[Stored records]
- - - - - - -
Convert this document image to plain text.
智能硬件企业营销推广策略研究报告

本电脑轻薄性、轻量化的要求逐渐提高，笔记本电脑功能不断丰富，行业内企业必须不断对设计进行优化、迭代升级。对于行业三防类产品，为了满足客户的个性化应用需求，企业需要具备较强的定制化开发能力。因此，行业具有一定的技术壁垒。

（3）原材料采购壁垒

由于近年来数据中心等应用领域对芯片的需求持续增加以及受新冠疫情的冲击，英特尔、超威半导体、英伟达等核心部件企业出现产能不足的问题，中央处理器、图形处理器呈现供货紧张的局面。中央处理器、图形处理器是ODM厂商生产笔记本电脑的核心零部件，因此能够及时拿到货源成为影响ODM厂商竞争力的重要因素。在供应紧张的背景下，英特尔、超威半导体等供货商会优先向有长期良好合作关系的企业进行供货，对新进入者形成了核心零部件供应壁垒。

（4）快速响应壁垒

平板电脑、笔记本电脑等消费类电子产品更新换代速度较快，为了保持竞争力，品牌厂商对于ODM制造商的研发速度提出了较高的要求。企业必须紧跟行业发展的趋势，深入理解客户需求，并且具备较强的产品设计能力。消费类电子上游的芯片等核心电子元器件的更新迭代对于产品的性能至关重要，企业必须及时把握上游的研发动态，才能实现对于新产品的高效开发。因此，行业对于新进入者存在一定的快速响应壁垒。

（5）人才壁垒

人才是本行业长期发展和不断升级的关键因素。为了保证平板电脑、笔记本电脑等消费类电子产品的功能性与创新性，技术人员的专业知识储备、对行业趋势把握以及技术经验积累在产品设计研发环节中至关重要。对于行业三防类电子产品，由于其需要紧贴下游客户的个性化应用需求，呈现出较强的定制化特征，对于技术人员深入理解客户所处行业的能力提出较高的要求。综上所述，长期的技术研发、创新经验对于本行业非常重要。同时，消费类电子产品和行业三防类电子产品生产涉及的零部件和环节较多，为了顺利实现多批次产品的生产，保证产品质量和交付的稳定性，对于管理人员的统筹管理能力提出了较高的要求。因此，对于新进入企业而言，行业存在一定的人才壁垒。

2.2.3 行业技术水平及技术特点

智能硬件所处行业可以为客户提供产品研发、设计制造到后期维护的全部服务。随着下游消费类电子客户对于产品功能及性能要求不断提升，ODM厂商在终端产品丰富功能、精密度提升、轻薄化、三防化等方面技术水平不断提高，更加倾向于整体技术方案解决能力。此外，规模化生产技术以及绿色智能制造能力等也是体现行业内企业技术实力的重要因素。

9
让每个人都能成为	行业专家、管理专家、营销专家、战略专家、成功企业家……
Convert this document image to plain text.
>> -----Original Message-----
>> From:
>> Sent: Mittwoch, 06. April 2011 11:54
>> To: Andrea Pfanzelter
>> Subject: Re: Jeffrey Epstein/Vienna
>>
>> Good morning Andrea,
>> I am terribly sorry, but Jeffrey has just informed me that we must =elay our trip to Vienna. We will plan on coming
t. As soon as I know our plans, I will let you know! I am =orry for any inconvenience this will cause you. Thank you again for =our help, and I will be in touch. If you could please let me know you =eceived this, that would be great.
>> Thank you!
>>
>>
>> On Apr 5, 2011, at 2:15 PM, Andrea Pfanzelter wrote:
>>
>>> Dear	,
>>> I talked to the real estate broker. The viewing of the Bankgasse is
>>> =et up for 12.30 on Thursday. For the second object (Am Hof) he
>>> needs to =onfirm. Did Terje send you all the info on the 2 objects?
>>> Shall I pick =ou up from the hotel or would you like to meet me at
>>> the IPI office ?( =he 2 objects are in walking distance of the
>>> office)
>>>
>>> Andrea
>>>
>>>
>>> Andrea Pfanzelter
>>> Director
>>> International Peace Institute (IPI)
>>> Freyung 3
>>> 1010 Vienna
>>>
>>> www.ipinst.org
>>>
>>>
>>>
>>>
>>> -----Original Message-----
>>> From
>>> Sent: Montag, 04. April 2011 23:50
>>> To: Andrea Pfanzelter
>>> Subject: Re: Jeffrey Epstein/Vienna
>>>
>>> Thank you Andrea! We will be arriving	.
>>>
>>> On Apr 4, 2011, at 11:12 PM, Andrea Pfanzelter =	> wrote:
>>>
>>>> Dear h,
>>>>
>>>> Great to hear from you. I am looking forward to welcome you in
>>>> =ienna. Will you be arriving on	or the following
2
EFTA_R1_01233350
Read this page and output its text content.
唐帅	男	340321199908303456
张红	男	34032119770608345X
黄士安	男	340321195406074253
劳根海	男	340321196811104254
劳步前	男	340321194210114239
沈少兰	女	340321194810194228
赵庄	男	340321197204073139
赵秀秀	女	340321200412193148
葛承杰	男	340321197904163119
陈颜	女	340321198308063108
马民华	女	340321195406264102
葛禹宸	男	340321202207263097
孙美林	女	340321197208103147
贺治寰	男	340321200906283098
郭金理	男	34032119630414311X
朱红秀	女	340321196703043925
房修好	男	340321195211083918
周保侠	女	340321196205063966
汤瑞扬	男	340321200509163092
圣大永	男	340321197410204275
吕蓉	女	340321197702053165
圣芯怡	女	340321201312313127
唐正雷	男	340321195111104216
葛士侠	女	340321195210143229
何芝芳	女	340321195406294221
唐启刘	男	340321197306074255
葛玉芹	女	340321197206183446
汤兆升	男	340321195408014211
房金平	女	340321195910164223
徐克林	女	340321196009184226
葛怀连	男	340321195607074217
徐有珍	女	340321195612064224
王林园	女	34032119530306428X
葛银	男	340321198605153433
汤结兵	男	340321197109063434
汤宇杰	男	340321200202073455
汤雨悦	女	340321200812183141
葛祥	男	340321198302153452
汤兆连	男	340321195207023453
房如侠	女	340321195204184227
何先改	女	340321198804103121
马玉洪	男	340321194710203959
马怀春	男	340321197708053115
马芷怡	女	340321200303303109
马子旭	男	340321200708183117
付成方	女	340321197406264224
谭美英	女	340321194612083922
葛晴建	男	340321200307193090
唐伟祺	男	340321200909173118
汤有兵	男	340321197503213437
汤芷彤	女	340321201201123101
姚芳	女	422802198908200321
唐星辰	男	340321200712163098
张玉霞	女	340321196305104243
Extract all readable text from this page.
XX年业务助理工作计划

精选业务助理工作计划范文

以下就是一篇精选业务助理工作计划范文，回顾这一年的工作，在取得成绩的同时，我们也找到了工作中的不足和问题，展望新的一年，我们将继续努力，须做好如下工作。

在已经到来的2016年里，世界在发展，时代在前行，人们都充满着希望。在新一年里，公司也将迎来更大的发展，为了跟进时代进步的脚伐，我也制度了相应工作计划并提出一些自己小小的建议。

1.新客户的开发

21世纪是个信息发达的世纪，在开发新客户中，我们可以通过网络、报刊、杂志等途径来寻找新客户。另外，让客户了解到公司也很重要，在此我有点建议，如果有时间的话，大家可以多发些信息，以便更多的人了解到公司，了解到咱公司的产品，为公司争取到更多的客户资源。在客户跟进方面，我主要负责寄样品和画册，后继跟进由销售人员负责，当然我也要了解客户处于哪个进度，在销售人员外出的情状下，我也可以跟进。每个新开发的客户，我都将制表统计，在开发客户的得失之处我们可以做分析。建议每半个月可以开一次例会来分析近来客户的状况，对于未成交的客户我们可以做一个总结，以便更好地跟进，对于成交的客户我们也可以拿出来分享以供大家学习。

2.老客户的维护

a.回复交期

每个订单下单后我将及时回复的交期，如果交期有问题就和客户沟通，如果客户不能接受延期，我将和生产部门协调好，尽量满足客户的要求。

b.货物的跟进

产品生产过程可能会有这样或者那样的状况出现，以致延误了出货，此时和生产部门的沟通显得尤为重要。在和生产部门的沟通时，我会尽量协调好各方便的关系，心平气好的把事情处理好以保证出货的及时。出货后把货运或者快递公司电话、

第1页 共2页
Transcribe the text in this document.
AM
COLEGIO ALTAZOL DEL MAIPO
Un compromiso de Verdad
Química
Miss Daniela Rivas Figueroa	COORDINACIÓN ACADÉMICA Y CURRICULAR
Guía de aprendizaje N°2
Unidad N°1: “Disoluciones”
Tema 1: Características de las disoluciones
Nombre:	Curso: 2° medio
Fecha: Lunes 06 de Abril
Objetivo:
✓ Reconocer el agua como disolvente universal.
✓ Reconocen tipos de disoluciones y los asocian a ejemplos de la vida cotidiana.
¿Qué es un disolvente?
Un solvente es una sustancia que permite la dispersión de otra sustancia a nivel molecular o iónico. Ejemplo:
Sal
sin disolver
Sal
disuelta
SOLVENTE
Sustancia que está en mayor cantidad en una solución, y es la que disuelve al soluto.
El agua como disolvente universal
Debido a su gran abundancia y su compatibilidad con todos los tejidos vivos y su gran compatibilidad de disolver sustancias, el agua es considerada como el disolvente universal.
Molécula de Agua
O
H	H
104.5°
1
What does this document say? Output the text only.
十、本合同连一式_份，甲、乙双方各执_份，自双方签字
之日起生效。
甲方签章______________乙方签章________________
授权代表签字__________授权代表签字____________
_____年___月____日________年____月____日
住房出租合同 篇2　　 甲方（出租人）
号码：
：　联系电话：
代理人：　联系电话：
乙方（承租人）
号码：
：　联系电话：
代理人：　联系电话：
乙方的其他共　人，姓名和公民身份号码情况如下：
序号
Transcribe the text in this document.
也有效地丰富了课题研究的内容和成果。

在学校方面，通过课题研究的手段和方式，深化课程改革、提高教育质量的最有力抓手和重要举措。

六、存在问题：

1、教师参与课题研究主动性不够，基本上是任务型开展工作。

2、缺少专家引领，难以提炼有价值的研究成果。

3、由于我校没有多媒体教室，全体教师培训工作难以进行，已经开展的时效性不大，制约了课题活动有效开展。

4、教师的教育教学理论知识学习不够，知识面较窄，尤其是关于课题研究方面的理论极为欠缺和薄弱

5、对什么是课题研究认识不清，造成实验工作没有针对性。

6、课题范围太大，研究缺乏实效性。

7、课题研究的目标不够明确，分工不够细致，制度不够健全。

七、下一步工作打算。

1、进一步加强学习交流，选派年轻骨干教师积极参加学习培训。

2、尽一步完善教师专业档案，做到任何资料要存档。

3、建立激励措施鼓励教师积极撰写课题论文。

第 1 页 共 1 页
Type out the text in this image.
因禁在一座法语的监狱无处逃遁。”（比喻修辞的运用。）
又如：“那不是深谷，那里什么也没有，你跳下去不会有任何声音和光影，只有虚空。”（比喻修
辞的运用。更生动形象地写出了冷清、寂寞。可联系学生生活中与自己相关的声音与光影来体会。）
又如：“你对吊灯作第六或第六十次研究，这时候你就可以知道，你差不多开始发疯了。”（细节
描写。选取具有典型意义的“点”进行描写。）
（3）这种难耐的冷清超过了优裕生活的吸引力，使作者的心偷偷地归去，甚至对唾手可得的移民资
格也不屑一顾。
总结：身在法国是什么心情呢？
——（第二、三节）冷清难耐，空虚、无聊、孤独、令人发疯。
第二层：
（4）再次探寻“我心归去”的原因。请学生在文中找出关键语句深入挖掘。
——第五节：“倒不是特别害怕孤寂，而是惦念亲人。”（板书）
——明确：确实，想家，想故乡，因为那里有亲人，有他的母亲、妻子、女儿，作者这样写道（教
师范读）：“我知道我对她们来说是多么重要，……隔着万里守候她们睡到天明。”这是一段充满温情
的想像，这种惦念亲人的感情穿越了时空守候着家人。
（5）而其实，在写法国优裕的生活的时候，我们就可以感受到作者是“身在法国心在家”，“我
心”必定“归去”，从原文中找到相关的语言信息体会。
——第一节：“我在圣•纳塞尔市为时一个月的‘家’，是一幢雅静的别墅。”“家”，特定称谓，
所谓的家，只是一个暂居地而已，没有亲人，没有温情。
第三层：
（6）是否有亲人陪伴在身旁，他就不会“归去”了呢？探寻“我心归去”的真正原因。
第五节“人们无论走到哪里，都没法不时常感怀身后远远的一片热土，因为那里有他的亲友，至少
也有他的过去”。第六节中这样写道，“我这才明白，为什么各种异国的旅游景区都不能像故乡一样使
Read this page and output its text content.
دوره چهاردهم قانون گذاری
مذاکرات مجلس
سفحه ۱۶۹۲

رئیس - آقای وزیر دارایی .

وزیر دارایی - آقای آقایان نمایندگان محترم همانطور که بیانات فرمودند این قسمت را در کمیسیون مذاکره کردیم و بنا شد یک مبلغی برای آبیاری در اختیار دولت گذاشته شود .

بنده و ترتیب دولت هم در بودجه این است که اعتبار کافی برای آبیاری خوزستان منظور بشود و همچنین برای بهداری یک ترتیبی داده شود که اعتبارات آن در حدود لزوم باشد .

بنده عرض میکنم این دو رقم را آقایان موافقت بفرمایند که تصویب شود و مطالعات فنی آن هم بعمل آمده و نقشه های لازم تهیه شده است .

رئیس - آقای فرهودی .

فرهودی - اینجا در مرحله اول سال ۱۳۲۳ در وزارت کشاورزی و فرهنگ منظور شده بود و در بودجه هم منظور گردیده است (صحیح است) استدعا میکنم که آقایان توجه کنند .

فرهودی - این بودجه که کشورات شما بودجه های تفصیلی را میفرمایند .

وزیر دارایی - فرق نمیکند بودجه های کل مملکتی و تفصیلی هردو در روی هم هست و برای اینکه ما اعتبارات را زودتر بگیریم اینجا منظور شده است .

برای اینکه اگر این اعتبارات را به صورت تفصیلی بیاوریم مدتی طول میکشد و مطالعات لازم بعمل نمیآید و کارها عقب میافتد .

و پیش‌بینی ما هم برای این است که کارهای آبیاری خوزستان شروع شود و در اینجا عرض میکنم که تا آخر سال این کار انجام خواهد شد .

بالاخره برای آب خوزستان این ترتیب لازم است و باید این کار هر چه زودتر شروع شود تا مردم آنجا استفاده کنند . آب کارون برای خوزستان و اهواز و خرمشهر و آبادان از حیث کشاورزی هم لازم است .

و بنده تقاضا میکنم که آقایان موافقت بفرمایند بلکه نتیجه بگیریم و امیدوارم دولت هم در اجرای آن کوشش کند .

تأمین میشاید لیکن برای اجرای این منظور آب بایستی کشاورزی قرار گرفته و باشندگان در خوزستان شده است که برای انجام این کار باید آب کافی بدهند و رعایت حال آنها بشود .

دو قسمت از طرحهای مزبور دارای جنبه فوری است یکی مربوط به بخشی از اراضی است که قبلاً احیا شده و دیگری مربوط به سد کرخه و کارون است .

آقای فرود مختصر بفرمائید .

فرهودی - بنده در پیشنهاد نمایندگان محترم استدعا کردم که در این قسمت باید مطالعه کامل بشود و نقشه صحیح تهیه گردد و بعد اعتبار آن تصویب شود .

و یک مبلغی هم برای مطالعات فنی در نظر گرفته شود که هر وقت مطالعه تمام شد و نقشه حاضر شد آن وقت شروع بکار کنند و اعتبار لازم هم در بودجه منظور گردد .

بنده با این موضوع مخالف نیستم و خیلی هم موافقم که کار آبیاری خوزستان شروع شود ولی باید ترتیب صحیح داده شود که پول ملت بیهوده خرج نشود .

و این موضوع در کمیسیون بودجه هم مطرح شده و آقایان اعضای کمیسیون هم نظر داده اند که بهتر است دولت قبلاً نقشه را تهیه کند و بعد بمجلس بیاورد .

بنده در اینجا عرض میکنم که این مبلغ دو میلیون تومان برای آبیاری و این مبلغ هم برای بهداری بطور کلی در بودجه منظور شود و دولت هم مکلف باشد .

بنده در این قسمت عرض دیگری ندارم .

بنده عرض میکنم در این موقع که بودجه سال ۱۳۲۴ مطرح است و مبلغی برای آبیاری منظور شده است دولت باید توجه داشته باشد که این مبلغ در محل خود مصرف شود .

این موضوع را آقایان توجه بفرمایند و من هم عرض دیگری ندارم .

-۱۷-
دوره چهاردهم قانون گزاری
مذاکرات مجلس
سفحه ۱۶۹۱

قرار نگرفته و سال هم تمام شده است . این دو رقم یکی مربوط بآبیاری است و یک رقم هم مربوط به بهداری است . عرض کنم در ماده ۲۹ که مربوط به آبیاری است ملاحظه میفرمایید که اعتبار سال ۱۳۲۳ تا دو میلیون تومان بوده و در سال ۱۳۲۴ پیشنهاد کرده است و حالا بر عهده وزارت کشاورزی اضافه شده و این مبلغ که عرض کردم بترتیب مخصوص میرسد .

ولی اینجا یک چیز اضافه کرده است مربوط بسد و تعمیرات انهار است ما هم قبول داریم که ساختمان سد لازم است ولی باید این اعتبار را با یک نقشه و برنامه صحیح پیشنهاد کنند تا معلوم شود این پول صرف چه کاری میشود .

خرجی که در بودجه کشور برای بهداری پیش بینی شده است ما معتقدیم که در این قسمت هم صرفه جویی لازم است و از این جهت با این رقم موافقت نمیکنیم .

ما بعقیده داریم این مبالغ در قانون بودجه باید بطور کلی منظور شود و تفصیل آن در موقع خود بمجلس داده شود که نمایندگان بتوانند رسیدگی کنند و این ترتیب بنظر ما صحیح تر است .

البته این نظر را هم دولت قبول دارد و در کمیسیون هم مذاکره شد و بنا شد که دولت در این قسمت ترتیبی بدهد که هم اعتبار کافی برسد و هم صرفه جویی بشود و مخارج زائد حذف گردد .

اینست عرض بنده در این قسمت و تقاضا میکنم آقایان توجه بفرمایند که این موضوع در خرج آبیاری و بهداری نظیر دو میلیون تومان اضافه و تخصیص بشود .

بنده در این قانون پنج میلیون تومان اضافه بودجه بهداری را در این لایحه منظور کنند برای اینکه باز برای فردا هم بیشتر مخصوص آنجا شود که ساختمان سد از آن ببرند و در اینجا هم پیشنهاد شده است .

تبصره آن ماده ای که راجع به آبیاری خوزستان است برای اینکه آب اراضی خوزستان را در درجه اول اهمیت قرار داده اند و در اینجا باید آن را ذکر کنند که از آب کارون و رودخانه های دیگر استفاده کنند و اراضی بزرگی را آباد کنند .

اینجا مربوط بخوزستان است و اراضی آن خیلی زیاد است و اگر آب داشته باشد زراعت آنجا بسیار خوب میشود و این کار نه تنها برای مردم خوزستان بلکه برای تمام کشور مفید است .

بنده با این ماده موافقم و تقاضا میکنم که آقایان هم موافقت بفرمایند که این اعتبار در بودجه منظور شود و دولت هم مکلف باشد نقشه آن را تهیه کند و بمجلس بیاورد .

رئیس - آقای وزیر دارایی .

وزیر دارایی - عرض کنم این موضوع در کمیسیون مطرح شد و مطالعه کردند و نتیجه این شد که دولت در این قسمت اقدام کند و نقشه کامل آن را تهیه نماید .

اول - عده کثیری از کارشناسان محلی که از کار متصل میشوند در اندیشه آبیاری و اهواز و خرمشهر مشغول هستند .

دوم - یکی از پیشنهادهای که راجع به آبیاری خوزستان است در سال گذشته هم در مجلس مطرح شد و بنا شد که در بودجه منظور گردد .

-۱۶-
- - - - - - -
__TASK TO COMPLETE__:
From the data above, copy each line that has the string "قسمت".

__TASK RESULT__:
وزیر دارایی - آقای آقایان نمایندگان محترم همانطور که بیانات فرمودند این قسمت را در کمیسیون مذاکره کردیم و بنا شد یک مبلغی برای آبیاری در اختیار دولت گذاشته شود .
دو قسمت از طرحهای مزبور دارای جنبه فوری است یکی مربوط به بخشی از اراضی است که قبلاً احیا شده و دیگری مربوط به سد کرخه و کارون است .
فرهودی - بنده در پیشنهاد نمایندگان محترم استدعا کردم که در این قسمت باید مطالعه کامل بشود و نقشه صحیح تهیه گردد و بعد اعتبار آن تصویب شود .
بنده در این قسمت عرض دیگری ندارم .
خرجی که در بودجه کشور برای بهداری پیش بینی شده است ما معتقدیم که در این قسمت هم صرفه جویی لازم است و از این جهت با این رقم موافقت نمیکنیم .
البته این نظر را هم دولت قبول دارد و در کمیسیون هم مذاکره شد و بنا شد که دولت در این قسمت ترتیبی بدهد که هم اعتبار کافی برسد و هم صرفه جویی بشود و مخارج زائد حذف گردد .
اینست عرض بنده در این قسمت و تقاضا میکنم آقایان توجه بفرمایند که این موضوع در خرج آبیاری و بهداری نظیر دو میلیون تومان اضافه و تخصیص بشود .
وزیر دارایی - عرض کنم این موضوع در کمیسیون مطرح شد و مطالعه کردند و نتیجه این شد که دولت در این قسمت اقدام کند و نقشه کامل آن را تهیه نماید .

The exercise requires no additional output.